■ **Task statement**:
Would you return the complete listing below word for word?

■ **Data in this exercise**:
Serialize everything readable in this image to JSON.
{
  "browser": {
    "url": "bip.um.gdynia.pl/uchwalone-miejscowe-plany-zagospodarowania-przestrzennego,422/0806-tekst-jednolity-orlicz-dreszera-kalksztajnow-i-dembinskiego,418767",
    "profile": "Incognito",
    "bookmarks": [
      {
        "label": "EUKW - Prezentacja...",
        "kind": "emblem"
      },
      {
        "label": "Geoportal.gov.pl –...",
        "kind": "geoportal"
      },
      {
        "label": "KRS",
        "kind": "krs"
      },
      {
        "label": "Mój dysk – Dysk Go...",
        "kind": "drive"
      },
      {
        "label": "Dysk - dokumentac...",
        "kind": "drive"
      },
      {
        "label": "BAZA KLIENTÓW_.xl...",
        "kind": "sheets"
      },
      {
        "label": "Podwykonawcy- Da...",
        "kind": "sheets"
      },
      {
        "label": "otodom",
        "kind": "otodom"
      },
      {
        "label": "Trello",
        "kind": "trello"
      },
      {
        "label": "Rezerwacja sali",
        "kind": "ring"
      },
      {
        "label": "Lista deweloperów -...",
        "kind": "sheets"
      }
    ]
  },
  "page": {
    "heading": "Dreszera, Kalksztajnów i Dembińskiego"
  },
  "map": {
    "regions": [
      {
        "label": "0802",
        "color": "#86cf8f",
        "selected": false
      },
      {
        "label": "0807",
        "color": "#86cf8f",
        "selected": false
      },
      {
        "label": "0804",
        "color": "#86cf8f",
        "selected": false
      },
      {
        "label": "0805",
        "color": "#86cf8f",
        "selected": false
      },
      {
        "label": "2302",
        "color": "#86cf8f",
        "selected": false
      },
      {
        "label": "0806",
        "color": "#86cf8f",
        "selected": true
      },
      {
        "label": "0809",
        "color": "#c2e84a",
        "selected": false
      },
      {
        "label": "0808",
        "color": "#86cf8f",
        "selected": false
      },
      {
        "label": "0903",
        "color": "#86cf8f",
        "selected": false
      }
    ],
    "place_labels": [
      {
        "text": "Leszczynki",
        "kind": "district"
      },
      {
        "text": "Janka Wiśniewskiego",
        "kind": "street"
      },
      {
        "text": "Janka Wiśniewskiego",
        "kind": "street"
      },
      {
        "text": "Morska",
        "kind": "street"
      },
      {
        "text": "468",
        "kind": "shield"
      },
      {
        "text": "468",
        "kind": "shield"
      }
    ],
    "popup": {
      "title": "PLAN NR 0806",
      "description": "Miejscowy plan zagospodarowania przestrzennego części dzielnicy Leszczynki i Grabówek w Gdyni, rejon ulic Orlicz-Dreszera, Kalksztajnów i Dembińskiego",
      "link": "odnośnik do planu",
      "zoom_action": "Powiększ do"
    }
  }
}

■ **Exercise output**:
Serialize everything readable in this image to JSON.
{
  "browser": {
    "url": "bip.um.gdynia.pl/uchwalone-miejscowe-plany-zagospodarowania-przestrzennego,422/0806-tekst-jednolity-orlicz-dreszera-kalksztajnow-i-dembinskiego,418767",
    "profile": "Incognito",
    "bookmarks": [
      {
        "label": "EUKW - Prezentacja...",
        "kind": "emblem"
      },
      {
        "label": "Geoportal.gov.pl –...",
        "kind": "geoportal"
      },
      {
        "label": "KRS",
        "kind": "krs"
      },
      {
        "label": "Mój dysk – Dysk Go...",
        "kind": "drive"
      },
      {
        "label": "Dysk - dokumentac...",
        "kind": "drive"
      },
      {
        "label": "BAZA KLIENTÓW_.xl...",
        "kind": "sheets"
      },
      {
        "label": "Podwykonawcy- Da...",
        "kind": "sheets"
      },
      {
        "label": "otodom",
        "kind": "otodom"
      },
      {
        "label": "Trello",
        "kind": "trello"
      },
      {
        "label": "Rezerwacja sali",
        "kind": "ring"
      },
      {
        "label": "Lista deweloperów -...",
        "kind": "sheets"
      }
    ]
  },
  "page": {
    "heading": "Dreszera, Kalksztajnów i Dembińskiego"
  },
  "map": {
    "regions": [
      {
        "label": "0802",
        "color": "#86cf8f",
        "selected": false
      },
      {
        "label": "0807",
        "color": "#86cf8f",
        "selected": false
      },
      {
        "label": "0804",
        "color": "#86cf8f",
        "selected": false
      },
      {
        "label": "0805",
        "color": "#86cf8f",
        "selected": false
      },
      {
        "label": "2302",
        "color": "#86cf8f",
        "selected": false
      },
      {
        "label": "0806",
        "color": "#86cf8f",
        "selected": true
      },
      {
        "label": "0809",
        "color": "#c2e84a",
        "selected": false
      },
      {
        "label": "0808",
        "color": "#86cf8f",
        "selected": false
      },
      {
        "label": "0903",
        "color": "#86cf8f",
        "selected": false
      }
    ],
    "place_labels": [
      {
        "text": "Leszczynki",
        "kind": "district"
      },
      {
        "text": "Janka Wiśniewskiego",
        "kind": "street"
      },
      {
        "text": "Janka Wiśniewskiego",
        "kind": "street"
      },
      {
        "text": "Morska",
        "kind": "street"
      },
      {
        "text": "468",
        "kind": "shield"
      },
      {
        "text": "468",
        "kind": "shield"
      }
    ],
    "popup": {
      "title": "PLAN NR 0806",
      "description": "Miejscowy plan zagospodarowania przestrzennego części dzielnicy Leszczynki i Grabówek w Gdyni, rejon ulic Orlicz-Dreszera, Kalksztajnów i Dembińskiego",
      "link": "odnośnik do planu",
      "zoom_action": "Powiększ do"
    }
  }
}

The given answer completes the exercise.